Stated task
Rewrite the listing from the line with "referencia-colon: : <box>245" to the line with "signer-ministry: MINISTERIO DE", putting "signature-area" in place of "signature-block" and leaving everything else unchanged.

Spatial layout entries:
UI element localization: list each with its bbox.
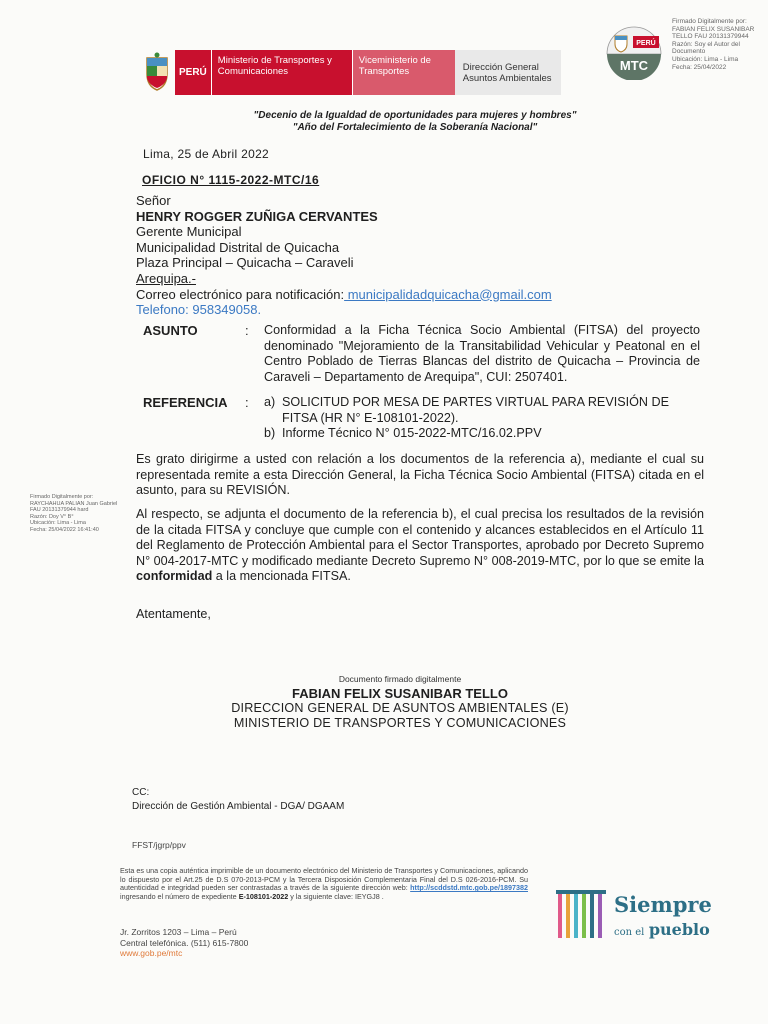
referencia-colon: : <box>245 395 249 410</box>
sign-note: Documento firmado digitalmente <box>338 674 462 684</box>
signature-block <box>180 674 620 731</box>
digital-signature-top: Firmado Digitalmente por: FABIAN FELIX SUSANIBAR TELLO FAU 20131379944 Razón: Soy el Autor del Documento Ubicación: Lima - Lima Fecha: 25/04/2022 <box>672 18 755 71</box>
addressee-role: Gerente Municipal <box>136 224 242 240</box>
viceministry-name: Viceministerio de Transportes <box>352 50 455 95</box>
addressee-block <box>136 193 552 318</box>
referencia-item-b: b) Informe Técnico N° 015-2022-MTC/16.02.PPV <box>264 426 542 440</box>
footer-address: Jr. Zorritos 1203 – Lima – Perú Central telefónica. (511) 615-7800 www.gob.pe/mtc <box>120 927 249 958</box>
verification-link[interactable]: http://scddstd.mtc.gob.pe/1897382 <box>410 883 528 893</box>
mtc-logo-peru: PERÚ <box>636 40 656 47</box>
siempre-con-el-pueblo-logo: Siempre con el pueblo <box>556 888 716 942</box>
signer-ministry: MINISTERIO DE TRANSPORTES Y COMUNICACIONES <box>233 716 567 730</box>
addressee-entity: Municipalidad Distrital de Quicacha <box>136 239 340 255</box>
addressee-address: Plaza Principal – Quicacha – Caraveli <box>136 255 354 271</box>
ministry-name: Ministerio de Transportes y Comunicaciones <box>211 50 352 95</box>
direction-name: Dirección General Asuntos Ambientales <box>455 50 561 95</box>
body-paragraph-1: Es grato dirigirme a usted con relación a los documentos de la referencia a), mediante el cual su representada remite a esta Dirección General, la Ficha Técnica Socio Ambiental (FITSA) citada en el asunto, para su REVISIÓN. <box>136 452 704 498</box>
salutation: Señor <box>136 193 171 208</box>
siempre-text: Siempre <box>614 892 712 917</box>
cc-block: CC: Dirección de Gestión Ambiental - DGA/ DGAAM <box>132 787 345 812</box>
asunto-label: ASUNTO <box>143 323 198 338</box>
phone-line: Telefono: 958349058. <box>136 302 262 318</box>
coat-of-arms-icon <box>143 52 171 92</box>
addressee-city: Arequipa.- <box>136 270 196 286</box>
asunto-colon: : <box>245 323 249 338</box>
email-line: Correo electrónico para notificación: municipalidadquicacha@gmail.com <box>136 286 552 302</box>
mtc-logo-text: MTC <box>619 58 649 73</box>
closing: Atentamente, <box>136 607 211 621</box>
email-link[interactable]: municipalidadquicacha@gmail.com <box>344 286 552 302</box>
peru-label: PERÚ <box>175 50 211 95</box>
signer-title: DIRECCION GENERAL DE ASUNTOS AMBIENTALES (E) <box>231 701 569 715</box>
ministry-header-logo <box>143 50 561 95</box>
addressee-name: HENRY ROGGER ZUÑIGA CERVANTES <box>136 208 378 224</box>
digital-signature-side: Firmado Digitalmente por: RAYCHAHUA PALIAN Juan Gabriel FAU 20131379944 hard Razón: Doy V° B° Ubicación: Lima - Lima Fecha: 25/04/2022 16:41:40 <box>30 494 118 533</box>
mtc-logo-icon <box>603 26 665 80</box>
people-icon <box>556 888 610 942</box>
body-paragraph-2: Al respecto, se adjunta el documento de la referencia b), el cual precisa los resultados de la revisión de la citada FITSA y concluye que cumple con el contenido y alcances establecidos en el Artículo 11 del Reglamento de Protección Ambiental para el Sector Transportes, aprobado por Decreto Supremo N° 004-2017-MTC y modificado mediante Decreto Supremo N° 008-2019-MTC, por lo que se emite la conformidad a la mencionada FITSA. <box>136 507 704 584</box>
document-date: Lima, 25 de Abril 2022 <box>143 147 270 161</box>
referencia-label: REFERENCIA <box>143 395 228 410</box>
initials: FFST/jgrp/ppv <box>132 840 186 850</box>
asunto-text: Conformidad a la Ficha Técnica Socio Ambiental (FITSA) del proyecto denominado "Mejoramiento de la Transitabilidad Vehicular y Peatonal en el Centro Poblado de Tierras Blancas del distrito de Quicacha – Provincia de Caraveli – Departamento de Arequipa", CUI: 2507401. <box>264 323 700 384</box>
legal-notice: Esta es una copia auténtica imprimible de un documento electrónico del Ministerio de Transportes y Comunicaciones, aplicando lo dispuesto por el Art.25 de D.S 070-2013-PCM y la Tercera Disposición Complementaria Final del D.S 026-2016-PCM. Su autenticidad e integridad pueden ser contrastadas a través de la siguiente dirección web: http://scddstd.mtc.gob.pe/1897382 ingresando el número de expediente E-108101-2022 y la siguiente clave: IEYGJ8 . <box>120 866 528 902</box>
website-link[interactable]: www.gob.pe/mtc <box>120 948 183 958</box>
decenio-motto: "Decenio de la Igualdad de oportunidades para mujeres y hombres" "Año del Fortalecimiento de la Soberanía Nacional" <box>253 110 577 133</box>
oficio-number: OFICIO N° 1115-2022-MTC/16 <box>142 173 320 187</box>
signer-name: FABIAN FELIX SUSANIBAR TELLO <box>292 686 508 701</box>
referencia-item-a: a) SOLICITUD POR MESA DE PARTES VIRTUAL PARA REVISIÓN DE FITSA (HR N° E-108101-2022). <box>264 395 670 425</box>
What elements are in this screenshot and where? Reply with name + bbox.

Solution to the problem
referencia-colon: : <box>245 395 249 410</box>
sign-note: Documento firmado digitalmente <box>338 674 462 684</box>
signature-area <box>180 674 620 731</box>
digital-signature-top: Firmado Digitalmente por: FABIAN FELIX SUSANIBAR TELLO FAU 20131379944 Razón: Soy el Autor del Documento Ubicación: Lima - Lima Fecha: 25/04/2022 <box>672 18 755 71</box>
addressee-role: Gerente Municipal <box>136 224 242 240</box>
viceministry-name: Viceministerio de Transportes <box>352 50 455 95</box>
addressee-block <box>136 193 552 318</box>
referencia-item-b: b) Informe Técnico N° 015-2022-MTC/16.02.PPV <box>264 426 542 440</box>
footer-address: Jr. Zorritos 1203 – Lima – Perú Central telefónica. (511) 615-7800 www.gob.pe/mtc <box>120 927 249 958</box>
verification-link[interactable]: http://scddstd.mtc.gob.pe/1897382 <box>410 883 528 893</box>
mtc-logo-peru: PERÚ <box>636 40 656 47</box>
siempre-con-el-pueblo-logo: Siempre con el pueblo <box>556 888 716 942</box>
signer-ministry: MINISTERIO DE TRANSPORTES Y COMUNICACIONES <box>233 716 567 730</box>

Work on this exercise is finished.